## Data supplied

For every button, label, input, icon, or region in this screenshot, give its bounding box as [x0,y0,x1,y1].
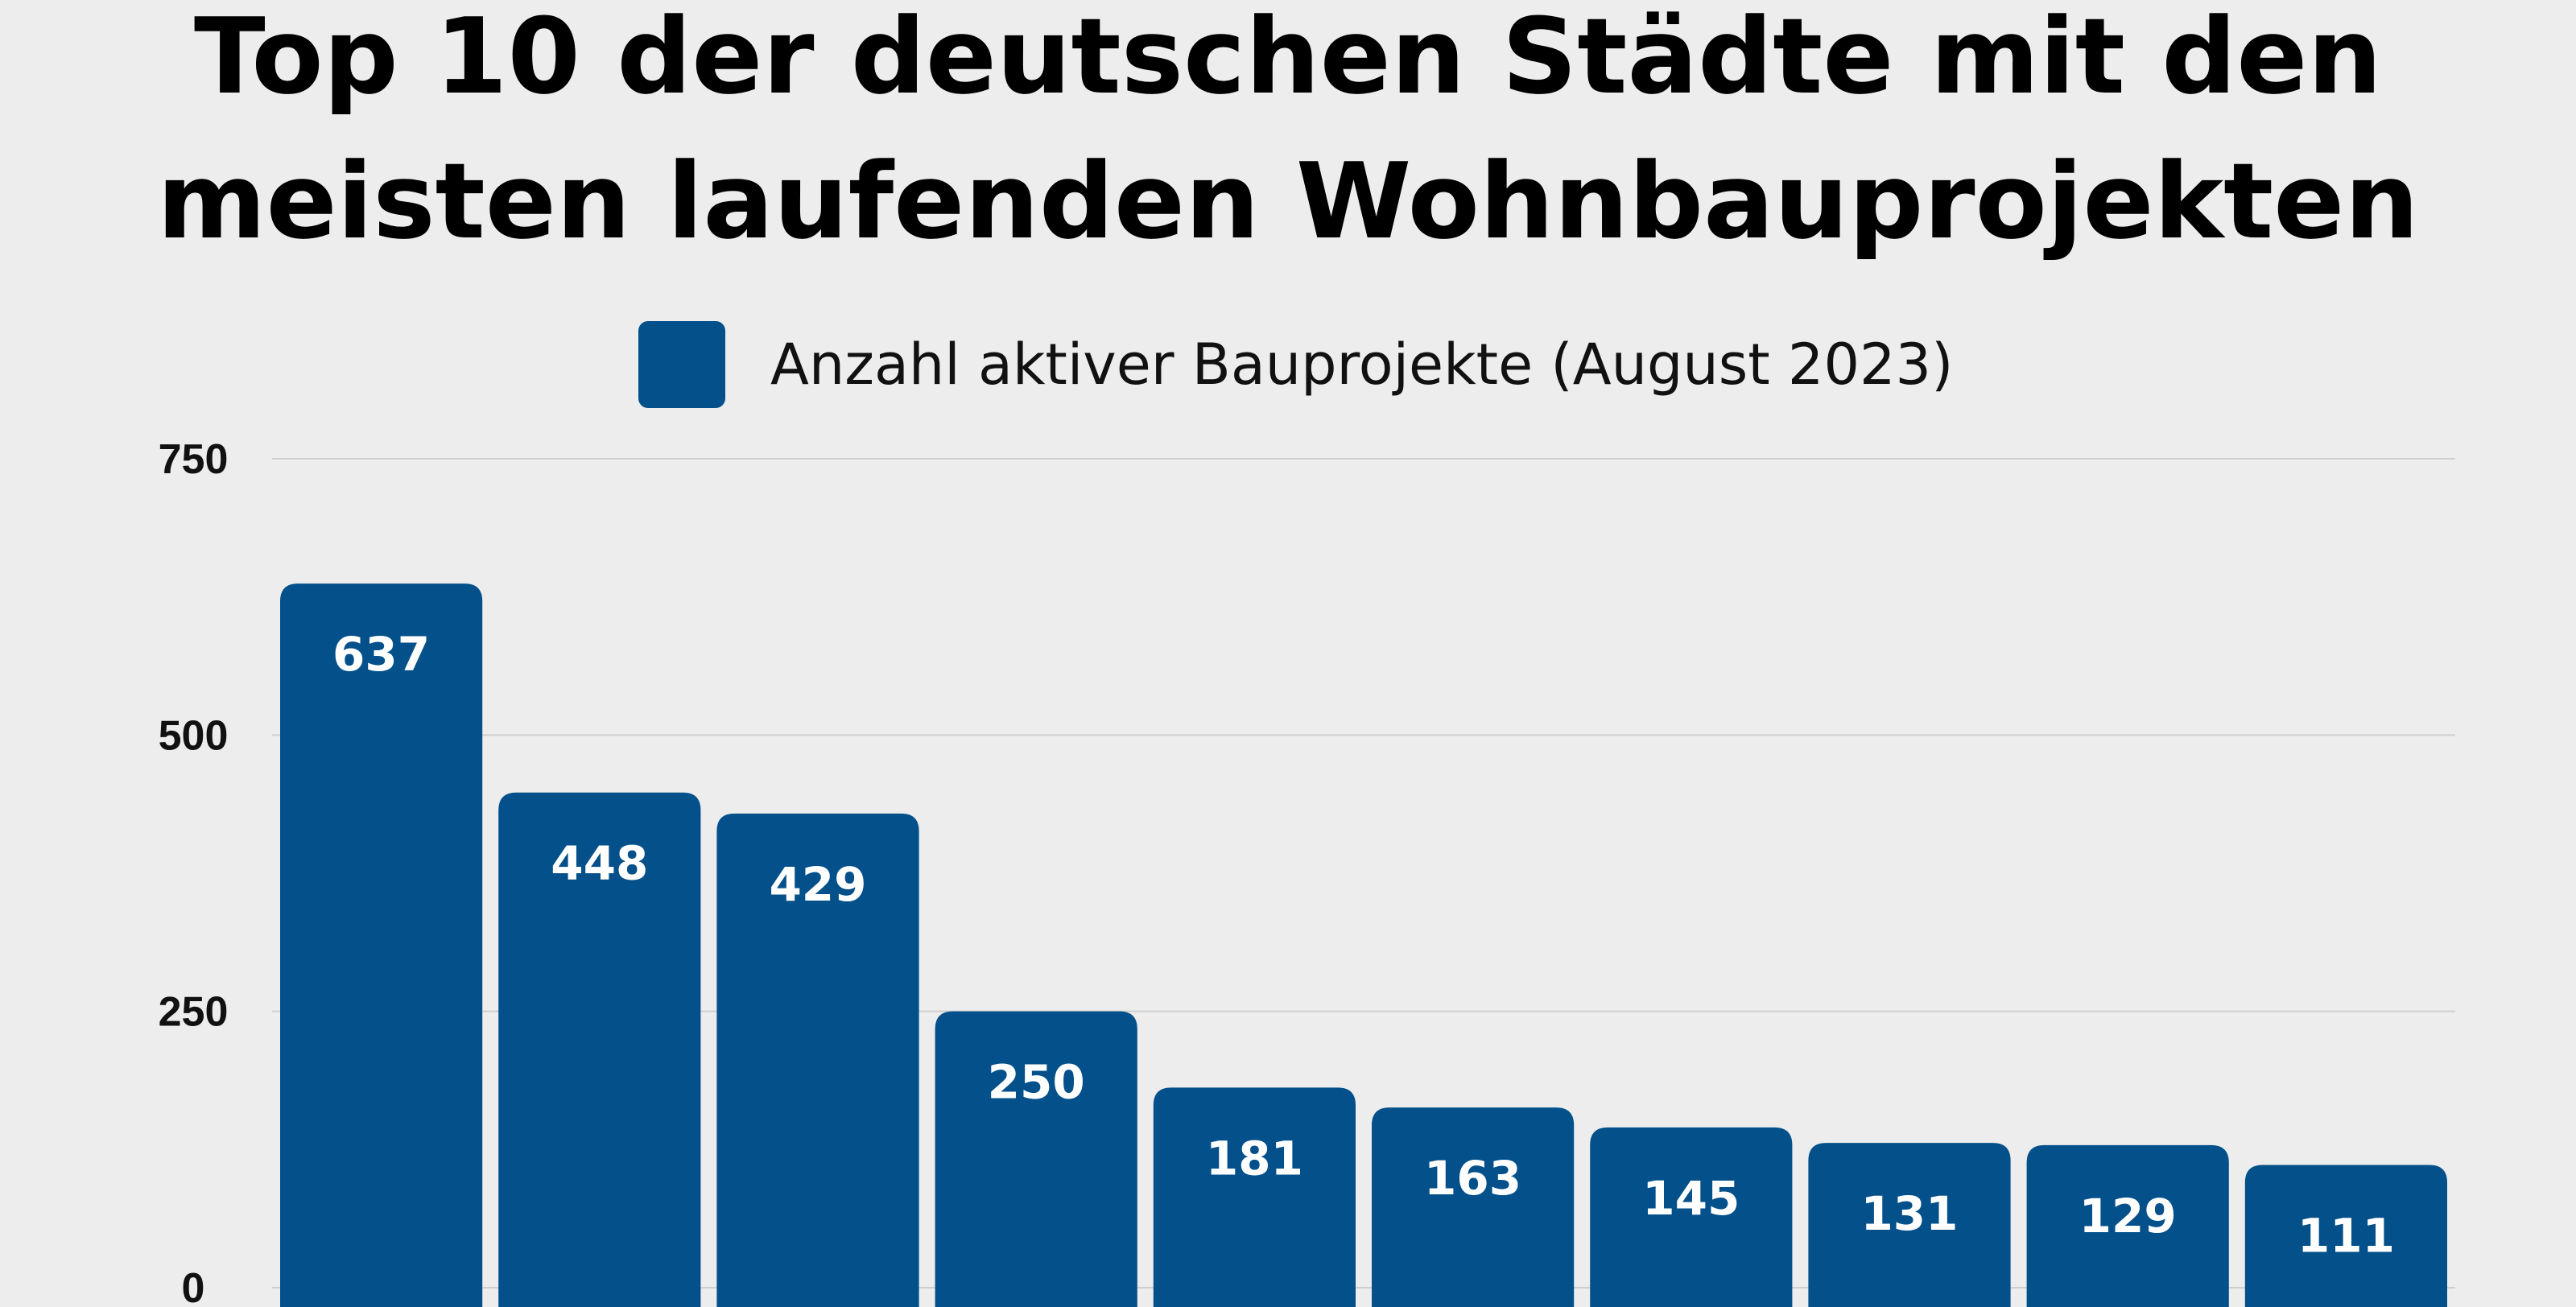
bar [716,813,919,1307]
bar-value-label: 131 [1860,1186,1958,1241]
bar [1808,1143,2011,1307]
chart-legend: Anzahl aktiver Bauprojekte (August 2023) [638,320,1953,409]
bar [1590,1127,1793,1307]
y-tick-label: 500 [159,712,229,759]
bar-value-label: 111 [2297,1209,2395,1264]
legend-label: Anzahl aktiver Bauprojekte (August 2023) [770,332,1954,398]
chart-title-line-2: meisten laufenden Wohnbauprojekten [157,140,2419,262]
chart-title-line-1: Top 10 der deutschen Städte mit den [193,0,2382,118]
y-tick-label: 750 [159,436,229,483]
bar-value-label: 250 [988,1055,1085,1110]
bar [280,583,483,1307]
y-tick-label: 0 [182,1265,205,1307]
bar-value-label: 163 [1424,1151,1521,1206]
bar [498,792,701,1307]
chart-title: Top 10 der deutschen Städte mit den meis… [0,0,2576,274]
bar [1153,1087,1356,1307]
bar [2244,1165,2447,1307]
bar-value-label: 129 [2079,1189,2177,1243]
bar-value-label: 429 [769,857,866,912]
bar-value-label: 145 [1642,1171,1740,1226]
bar [1372,1107,1575,1307]
bar-value-label: 448 [551,836,648,891]
legend-swatch [638,321,725,408]
bar-value-label: 181 [1206,1131,1303,1185]
y-tick-label: 250 [159,989,229,1036]
bar [935,1011,1137,1307]
bar [2026,1144,2229,1307]
bar-value-label: 637 [332,627,430,682]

## Aim
Rewrite all of the entries above, replacing "y-tick-label" with "axis-tick-label" and leaving everything else unchanged. Leave the pictures out of your answer.

## Task output
For every button, label, input, icon, or region in this screenshot, give its bounding box as [x0,y0,x1,y1].
bar [716,813,919,1307]
bar-value-label: 131 [1860,1186,1958,1241]
bar [1808,1143,2011,1307]
chart-legend: Anzahl aktiver Bauprojekte (August 2023) [638,320,1953,409]
bar [1590,1127,1793,1307]
axis-tick-label: 500 [159,712,229,759]
bar-value-label: 111 [2297,1209,2395,1264]
legend-label: Anzahl aktiver Bauprojekte (August 2023) [770,332,1954,398]
chart-title-line-2: meisten laufenden Wohnbauprojekten [157,140,2419,262]
chart-title-line-1: Top 10 der deutschen Städte mit den [193,0,2382,118]
axis-tick-label: 750 [159,436,229,483]
bar-value-label: 250 [988,1055,1085,1110]
bar [280,583,483,1307]
axis-tick-label: 0 [182,1265,205,1307]
bar-value-label: 163 [1424,1151,1521,1206]
bar [498,792,701,1307]
chart-title: Top 10 der deutschen Städte mit den meis… [0,0,2576,274]
bar [1153,1087,1356,1307]
bar [2244,1165,2447,1307]
bar-value-label: 129 [2079,1189,2177,1243]
bar-value-label: 429 [769,857,866,912]
bar-value-label: 145 [1642,1171,1740,1226]
bar [1372,1107,1575,1307]
bar-value-label: 448 [551,836,648,891]
legend-swatch [638,321,725,408]
bar-value-label: 181 [1206,1131,1303,1185]
axis-tick-label: 250 [159,989,229,1036]
bar [935,1011,1137,1307]
bar [2026,1144,2229,1307]
bar-value-label: 637 [332,627,430,682]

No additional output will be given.